> _WORK ORDER_:
Please answer these questions about the mailing-list message on adduser.conf:
(a) What does the quoted suggestion say to remove from the post install script?
(b) In which month did Marc Haber start a short discussion on the idea?
(c) What did the writer expect would gracefully handle the transition?

On Wed, Jun 08, 2022 at 06:01:11PM +0200, Marc Haber wrote:
> On Wed, Jun 08, 2022 at 10:11:48AM -0400, Jason Franklin wrote:
> > Personally, I think we should simply install a default adduser.conf file
> > and remove all of the debconf stuff from the post install script.
> 
> That was like the gist of a short discussion I initiated in March, see
> https://lists.debian.org/debian-boot/2022/03/msg00099.html

Aha! Wonderful. There is precedent for this idea.

This thread also explains the context in which this debconf question had
been useful (i.e., the installer). I had not been able to guess this.

We would also be able to finally close this one:

https://bugs.debian.org/cgi-bin/bugreport.cgi?bug=541620

> We just need to make sure to make a smooth transitoin, testing
> installation and upgrades from a system with a locally changed
> adduser.conf, a locally removed adduser.conf and adduser.conf unchanged
> from the package. Local changes must be preserved.

I had thought this would be gracefully handled by Dpkg, but maybe my
understanding is not complete here.

> _DATA SHOWN_:
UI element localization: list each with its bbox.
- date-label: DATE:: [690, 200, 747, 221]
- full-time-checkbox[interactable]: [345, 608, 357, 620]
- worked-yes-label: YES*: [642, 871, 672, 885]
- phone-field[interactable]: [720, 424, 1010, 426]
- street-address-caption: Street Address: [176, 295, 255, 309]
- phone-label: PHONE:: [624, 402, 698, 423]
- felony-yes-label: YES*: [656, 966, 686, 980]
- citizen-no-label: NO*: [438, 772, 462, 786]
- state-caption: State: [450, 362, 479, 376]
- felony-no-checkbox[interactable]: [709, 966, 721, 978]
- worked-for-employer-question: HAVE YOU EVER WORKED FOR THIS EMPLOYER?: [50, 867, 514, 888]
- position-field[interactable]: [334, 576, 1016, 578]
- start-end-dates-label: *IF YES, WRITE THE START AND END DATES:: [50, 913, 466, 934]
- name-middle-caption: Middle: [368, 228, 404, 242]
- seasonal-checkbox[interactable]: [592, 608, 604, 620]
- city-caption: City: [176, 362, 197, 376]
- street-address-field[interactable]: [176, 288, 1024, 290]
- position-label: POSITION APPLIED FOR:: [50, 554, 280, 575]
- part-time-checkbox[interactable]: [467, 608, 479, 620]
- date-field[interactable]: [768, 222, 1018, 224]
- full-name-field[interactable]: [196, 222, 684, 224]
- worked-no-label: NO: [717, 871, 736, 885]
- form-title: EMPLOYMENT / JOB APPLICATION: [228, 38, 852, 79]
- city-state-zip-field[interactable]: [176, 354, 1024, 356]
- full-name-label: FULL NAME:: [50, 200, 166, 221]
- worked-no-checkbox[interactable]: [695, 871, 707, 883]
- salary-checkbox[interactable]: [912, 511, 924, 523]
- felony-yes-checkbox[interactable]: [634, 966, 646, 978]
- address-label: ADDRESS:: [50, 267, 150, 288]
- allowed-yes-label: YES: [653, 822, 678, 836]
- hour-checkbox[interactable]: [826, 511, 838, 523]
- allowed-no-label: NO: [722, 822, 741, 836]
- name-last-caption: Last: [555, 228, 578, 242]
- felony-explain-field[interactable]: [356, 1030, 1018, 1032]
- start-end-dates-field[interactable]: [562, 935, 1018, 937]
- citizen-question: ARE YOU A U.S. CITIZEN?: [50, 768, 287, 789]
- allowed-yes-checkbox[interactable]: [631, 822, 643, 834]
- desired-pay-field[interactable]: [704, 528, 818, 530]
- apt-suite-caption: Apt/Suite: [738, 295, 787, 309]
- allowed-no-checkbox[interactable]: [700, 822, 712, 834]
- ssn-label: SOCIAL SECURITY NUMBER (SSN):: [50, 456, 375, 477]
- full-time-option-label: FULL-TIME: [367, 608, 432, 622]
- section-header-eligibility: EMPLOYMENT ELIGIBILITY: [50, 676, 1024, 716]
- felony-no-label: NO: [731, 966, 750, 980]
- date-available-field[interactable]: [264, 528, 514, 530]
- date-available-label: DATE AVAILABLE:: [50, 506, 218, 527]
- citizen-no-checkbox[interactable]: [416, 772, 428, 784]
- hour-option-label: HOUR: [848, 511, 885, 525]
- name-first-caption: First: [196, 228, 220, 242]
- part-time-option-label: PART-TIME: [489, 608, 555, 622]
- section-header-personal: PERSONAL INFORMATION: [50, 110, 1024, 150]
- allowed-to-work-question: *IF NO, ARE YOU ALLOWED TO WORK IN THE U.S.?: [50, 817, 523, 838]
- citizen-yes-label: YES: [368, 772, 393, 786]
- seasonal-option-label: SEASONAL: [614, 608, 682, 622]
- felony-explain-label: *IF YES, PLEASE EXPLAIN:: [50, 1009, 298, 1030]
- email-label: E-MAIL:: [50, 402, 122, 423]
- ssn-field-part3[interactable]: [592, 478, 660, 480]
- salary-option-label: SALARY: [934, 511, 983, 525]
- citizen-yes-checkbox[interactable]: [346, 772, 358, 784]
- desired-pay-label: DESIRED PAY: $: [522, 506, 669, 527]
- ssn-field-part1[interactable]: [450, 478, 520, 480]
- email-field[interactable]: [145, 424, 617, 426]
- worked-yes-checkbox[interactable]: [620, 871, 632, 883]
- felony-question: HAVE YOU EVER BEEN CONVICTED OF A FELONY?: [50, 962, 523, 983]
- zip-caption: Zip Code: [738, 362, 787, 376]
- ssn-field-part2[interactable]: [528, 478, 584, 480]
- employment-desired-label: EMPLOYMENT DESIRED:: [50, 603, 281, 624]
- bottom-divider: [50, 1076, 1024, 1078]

> _RESULT OF THIS TASK_:
(a) All of the debconf stuff
(b) March
(c) Dpkg